(WHAT IS EXPECTED) Write out each record below exactly as it appears, with no pictures.
** begin ENTRIES PROVIDED **
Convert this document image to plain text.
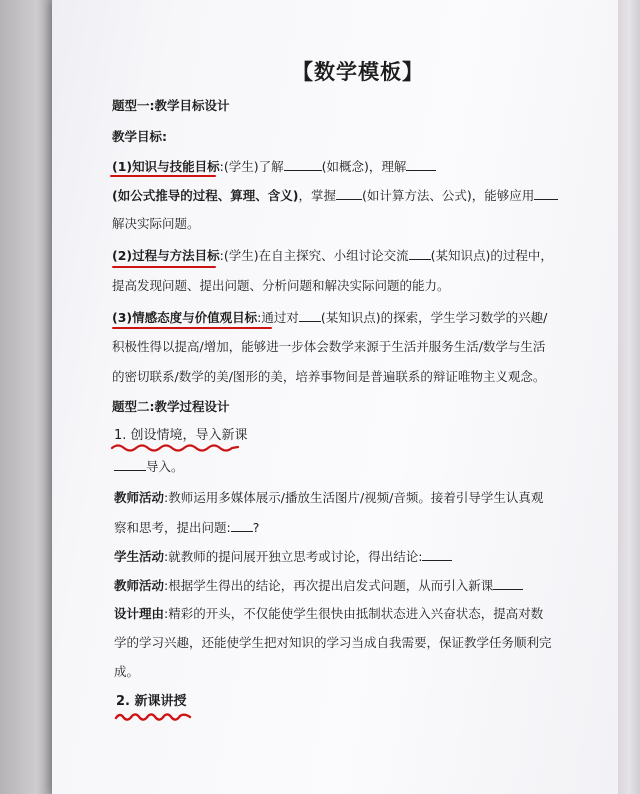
【数学模板】
题型一:教学目标设计
教学目标:
(1)知识与技能目标:(学生)了解	(如概念)，理解
(如公式推导的过程、算理、含义)，掌握 (如计算方法、公式)，能够应用
解决实际问题。
(2)过程与方法目标:(学生)在自主探究、小组讨论交流 (某知识点)的过程中，
提高发现问题、提出问题、分析问题和解决实际问题的能力。
(3)情感态度与价值观目标:通过对 (某知识点)的探索，学生学习数学的兴趣/
积极性得以提高/增加，能够进一步体会数学来源于生活并服务生活/数学与生活
的密切联系/数学的美/图形的美，培养事物间是普遍联系的辩证唯物主义观念。
题型二:教学过程设计
1. 创设情境，导入新课
导入。
教师活动:教师运用多媒体展示/播放生活图片/视频/音频。接着引导学生认真观
察和思考，提出问题: ?
学生活动:就教师的提问展开独立思考或讨论，得出结论:
教师活动:根据学生得出的结论，再次提出启发式问题，从而引入新课
设计理由:精彩的开头，不仅能使学生很快由抵制状态进入兴奋状态，提高对数
学的学习兴趣，还能使学生把对知识的学习当成自我需要，保证教学任务顺利完
成。
2. 新课讲授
** end ENTRIES PROVIDED **
(SOLUTION FOR THIS PROBLEM)
Convert this document image to plain text.
【数学模板】
题型一:教学目标设计
教学目标:
(1)知识与技能目标:(学生)了解	(如概念)，理解
(如公式推导的过程、算理、含义)，掌握 (如计算方法、公式)，能够应用
解决实际问题。
(2)过程与方法目标:(学生)在自主探究、小组讨论交流 (某知识点)的过程中，
提高发现问题、提出问题、分析问题和解决实际问题的能力。
(3)情感态度与价值观目标:通过对 (某知识点)的探索，学生学习数学的兴趣/
积极性得以提高/增加，能够进一步体会数学来源于生活并服务生活/数学与生活
的密切联系/数学的美/图形的美，培养事物间是普遍联系的辩证唯物主义观念。
题型二:教学过程设计
1. 创设情境，导入新课
导入。
教师活动:教师运用多媒体展示/播放生活图片/视频/音频。接着引导学生认真观
察和思考，提出问题: ?
学生活动:就教师的提问展开独立思考或讨论，得出结论:
教师活动:根据学生得出的结论，再次提出启发式问题，从而引入新课
设计理由:精彩的开头，不仅能使学生很快由抵制状态进入兴奋状态，提高对数
学的学习兴趣，还能使学生把对知识的学习当成自我需要，保证教学任务顺利完
成。
2. 新课讲授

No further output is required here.